### [Working data]
-- start --

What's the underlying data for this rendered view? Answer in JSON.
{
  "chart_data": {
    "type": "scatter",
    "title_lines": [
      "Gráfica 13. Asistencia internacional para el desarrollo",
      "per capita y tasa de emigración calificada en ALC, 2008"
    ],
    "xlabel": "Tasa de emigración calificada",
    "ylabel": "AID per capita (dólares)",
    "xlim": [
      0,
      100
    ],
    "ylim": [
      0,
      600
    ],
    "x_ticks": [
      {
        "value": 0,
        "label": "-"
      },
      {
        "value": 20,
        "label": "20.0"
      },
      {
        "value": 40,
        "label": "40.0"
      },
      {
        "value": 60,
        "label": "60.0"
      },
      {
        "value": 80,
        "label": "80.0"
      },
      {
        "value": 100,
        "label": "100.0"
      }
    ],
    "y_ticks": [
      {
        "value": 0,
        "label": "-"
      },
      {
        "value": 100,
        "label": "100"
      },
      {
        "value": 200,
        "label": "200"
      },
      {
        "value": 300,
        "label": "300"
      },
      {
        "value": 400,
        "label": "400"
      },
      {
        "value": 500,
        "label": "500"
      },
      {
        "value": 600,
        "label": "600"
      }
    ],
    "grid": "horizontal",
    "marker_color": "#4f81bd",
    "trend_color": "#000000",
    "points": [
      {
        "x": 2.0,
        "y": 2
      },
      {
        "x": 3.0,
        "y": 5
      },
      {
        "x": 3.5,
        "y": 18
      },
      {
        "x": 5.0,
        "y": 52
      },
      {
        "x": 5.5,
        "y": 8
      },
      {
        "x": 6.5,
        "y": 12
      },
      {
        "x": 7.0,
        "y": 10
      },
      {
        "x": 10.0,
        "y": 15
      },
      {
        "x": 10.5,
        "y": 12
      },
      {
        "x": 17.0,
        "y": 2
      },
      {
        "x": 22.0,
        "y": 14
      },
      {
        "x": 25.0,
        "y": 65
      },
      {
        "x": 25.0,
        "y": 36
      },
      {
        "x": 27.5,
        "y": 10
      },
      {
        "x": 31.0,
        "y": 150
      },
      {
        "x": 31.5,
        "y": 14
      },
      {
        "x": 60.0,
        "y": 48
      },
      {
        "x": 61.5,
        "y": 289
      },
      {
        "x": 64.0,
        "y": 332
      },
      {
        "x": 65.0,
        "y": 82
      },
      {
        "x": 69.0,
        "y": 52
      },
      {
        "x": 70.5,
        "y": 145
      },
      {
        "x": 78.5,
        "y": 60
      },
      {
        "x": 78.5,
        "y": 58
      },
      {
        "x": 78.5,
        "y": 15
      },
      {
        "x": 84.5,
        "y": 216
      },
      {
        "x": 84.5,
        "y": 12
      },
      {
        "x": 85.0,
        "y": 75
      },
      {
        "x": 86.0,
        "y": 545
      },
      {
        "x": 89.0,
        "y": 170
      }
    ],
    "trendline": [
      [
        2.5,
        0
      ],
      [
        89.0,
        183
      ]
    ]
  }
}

-- end --

### [Written exercise]
Print out the whole listing exactly as it appears.

### [Exercise solution]
What's the underlying data for this rendered view? Answer in JSON.
{
  "chart_data": {
    "type": "scatter",
    "title_lines": [
      "Gráfica 13. Asistencia internacional para el desarrollo",
      "per capita y tasa de emigración calificada en ALC, 2008"
    ],
    "xlabel": "Tasa de emigración calificada",
    "ylabel": "AID per capita (dólares)",
    "xlim": [
      0,
      100
    ],
    "ylim": [
      0,
      600
    ],
    "x_ticks": [
      {
        "value": 0,
        "label": "-"
      },
      {
        "value": 20,
        "label": "20.0"
      },
      {
        "value": 40,
        "label": "40.0"
      },
      {
        "value": 60,
        "label": "60.0"
      },
      {
        "value": 80,
        "label": "80.0"
      },
      {
        "value": 100,
        "label": "100.0"
      }
    ],
    "y_ticks": [
      {
        "value": 0,
        "label": "-"
      },
      {
        "value": 100,
        "label": "100"
      },
      {
        "value": 200,
        "label": "200"
      },
      {
        "value": 300,
        "label": "300"
      },
      {
        "value": 400,
        "label": "400"
      },
      {
        "value": 500,
        "label": "500"
      },
      {
        "value": 600,
        "label": "600"
      }
    ],
    "grid": "horizontal",
    "marker_color": "#4f81bd",
    "trend_color": "#000000",
    "points": [
      {
        "x": 2.0,
        "y": 2
      },
      {
        "x": 3.0,
        "y": 5
      },
      {
        "x": 3.5,
        "y": 18
      },
      {
        "x": 5.0,
        "y": 52
      },
      {
        "x": 5.5,
        "y": 8
      },
      {
        "x": 6.5,
        "y": 12
      },
      {
        "x": 7.0,
        "y": 10
      },
      {
        "x": 10.0,
        "y": 15
      },
      {
        "x": 10.5,
        "y": 12
      },
      {
        "x": 17.0,
        "y": 2
      },
      {
        "x": 22.0,
        "y": 14
      },
      {
        "x": 25.0,
        "y": 65
      },
      {
        "x": 25.0,
        "y": 36
      },
      {
        "x": 27.5,
        "y": 10
      },
      {
        "x": 31.0,
        "y": 150
      },
      {
        "x": 31.5,
        "y": 14
      },
      {
        "x": 60.0,
        "y": 48
      },
      {
        "x": 61.5,
        "y": 289
      },
      {
        "x": 64.0,
        "y": 332
      },
      {
        "x": 65.0,
        "y": 82
      },
      {
        "x": 69.0,
        "y": 52
      },
      {
        "x": 70.5,
        "y": 145
      },
      {
        "x": 78.5,
        "y": 60
      },
      {
        "x": 78.5,
        "y": 58
      },
      {
        "x": 78.5,
        "y": 15
      },
      {
        "x": 84.5,
        "y": 216
      },
      {
        "x": 84.5,
        "y": 12
      },
      {
        "x": 85.0,
        "y": 75
      },
      {
        "x": 86.0,
        "y": 545
      },
      {
        "x": 89.0,
        "y": 170
      }
    ],
    "trendline": [
      [
        2.5,
        0
      ],
      [
        89.0,
        183
      ]
    ]
  }
}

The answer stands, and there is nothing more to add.